◆ WHAT TO DO
Give the material once more, word for word, without any images.

◆ INPUT FOR THIS TASK
○ ○ ○ ○
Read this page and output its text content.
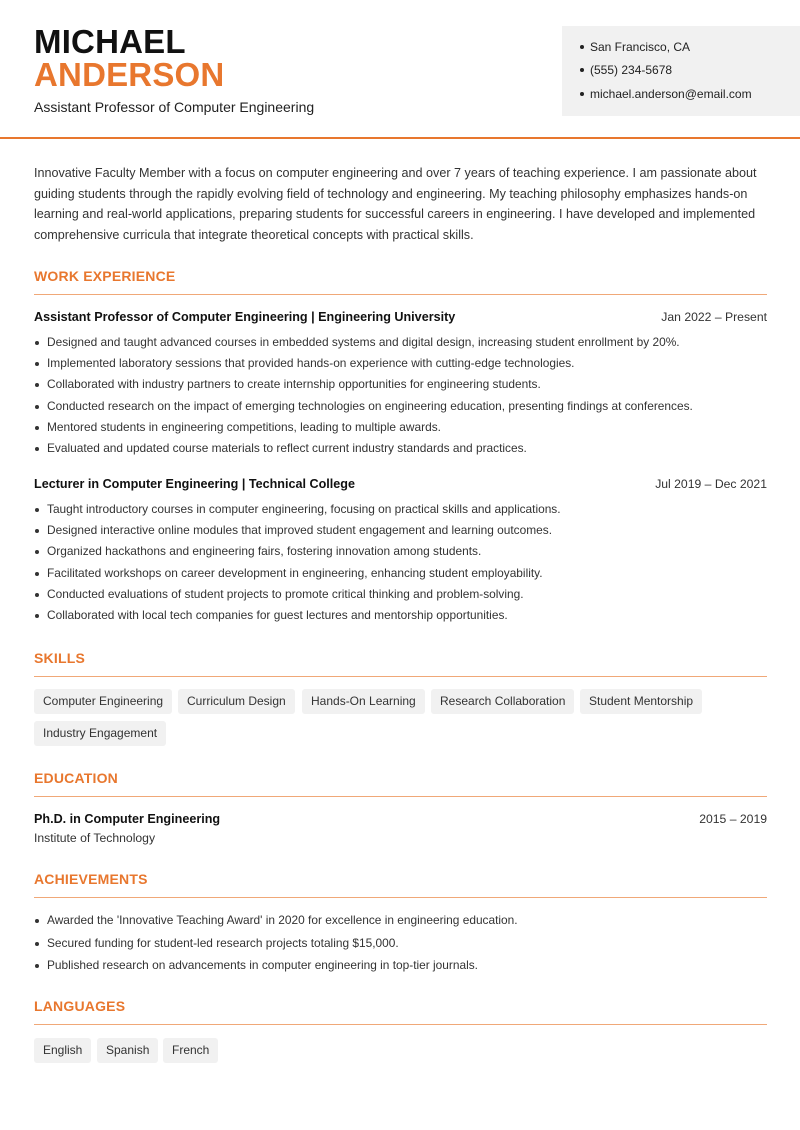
MICHAEL
ANDERSON
Assistant Professor of Computer Engineering
San Francisco, CA
(555) 234-5678
michael.anderson@email.com
Innovative Faculty Member with a focus on computer engineering and over 7 years of teaching experience. I am passionate about guiding students through the rapidly evolving field of technology and engineering. My teaching philosophy emphasizes hands-on learning and real-world applications, preparing students for successful careers in engineering. I have developed and implemented comprehensive curricula that integrate theoretical concepts with practical skills.
WORK EXPERIENCE
Assistant Professor of Computer Engineering | Engineering University	Jan 2022 – Present
Designed and taught advanced courses in embedded systems and digital design, increasing student enrollment by 20%.
Implemented laboratory sessions that provided hands-on experience with cutting-edge technologies.
Collaborated with industry partners to create internship opportunities for engineering students.
Conducted research on the impact of emerging technologies on engineering education, presenting findings at conferences.
Mentored students in engineering competitions, leading to multiple awards.
Evaluated and updated course materials to reflect current industry standards and practices.
Lecturer in Computer Engineering | Technical College	Jul 2019 – Dec 2021
Taught introductory courses in computer engineering, focusing on practical skills and applications.
Designed interactive online modules that improved student engagement and learning outcomes.
Organized hackathons and engineering fairs, fostering innovation among students.
Facilitated workshops on career development in engineering, enhancing student employability.
Conducted evaluations of student projects to promote critical thinking and problem-solving.
Collaborated with local tech companies for guest lectures and mentorship opportunities.
SKILLS
Computer Engineering	Curriculum Design	Hands-On Learning	Research Collaboration	Student Mentorship
Industry Engagement
EDUCATION
Ph.D. in Computer Engineering	2015 – 2019
Institute of Technology
ACHIEVEMENTS
Awarded the 'Innovative Teaching Award' in 2020 for excellence in engineering education.
Secured funding for student-led research projects totaling $15,000.
Published research on advancements in computer engineering in top-tier journals.
LANGUAGES
English	Spanish	French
○ ○ ○ ○
◆ FINAL RESULT
Read this page and output its text content.
MICHAEL
ANDERSON
Assistant Professor of Computer Engineering
San Francisco, CA
(555) 234-5678
michael.anderson@email.com
Innovative Faculty Member with a focus on computer engineering and over 7 years of teaching experience. I am passionate about guiding students through the rapidly evolving field of technology and engineering. My teaching philosophy emphasizes hands-on learning and real-world applications, preparing students for successful careers in engineering. I have developed and implemented comprehensive curricula that integrate theoretical concepts with practical skills.
WORK EXPERIENCE
Assistant Professor of Computer Engineering | Engineering University	Jan 2022 – Present
Designed and taught advanced courses in embedded systems and digital design, increasing student enrollment by 20%.
Implemented laboratory sessions that provided hands-on experience with cutting-edge technologies.
Collaborated with industry partners to create internship opportunities for engineering students.
Conducted research on the impact of emerging technologies on engineering education, presenting findings at conferences.
Mentored students in engineering competitions, leading to multiple awards.
Evaluated and updated course materials to reflect current industry standards and practices.
Lecturer in Computer Engineering | Technical College	Jul 2019 – Dec 2021
Taught introductory courses in computer engineering, focusing on practical skills and applications.
Designed interactive online modules that improved student engagement and learning outcomes.
Organized hackathons and engineering fairs, fostering innovation among students.
Facilitated workshops on career development in engineering, enhancing student employability.
Conducted evaluations of student projects to promote critical thinking and problem-solving.
Collaborated with local tech companies for guest lectures and mentorship opportunities.
SKILLS
Computer Engineering	Curriculum Design	Hands-On Learning	Research Collaboration	Student Mentorship
Industry Engagement
EDUCATION
Ph.D. in Computer Engineering	2015 – 2019
Institute of Technology
ACHIEVEMENTS
Awarded the 'Innovative Teaching Award' in 2020 for excellence in engineering education.
Secured funding for student-led research projects totaling $15,000.
Published research on advancements in computer engineering in top-tier journals.
LANGUAGES
English	Spanish	French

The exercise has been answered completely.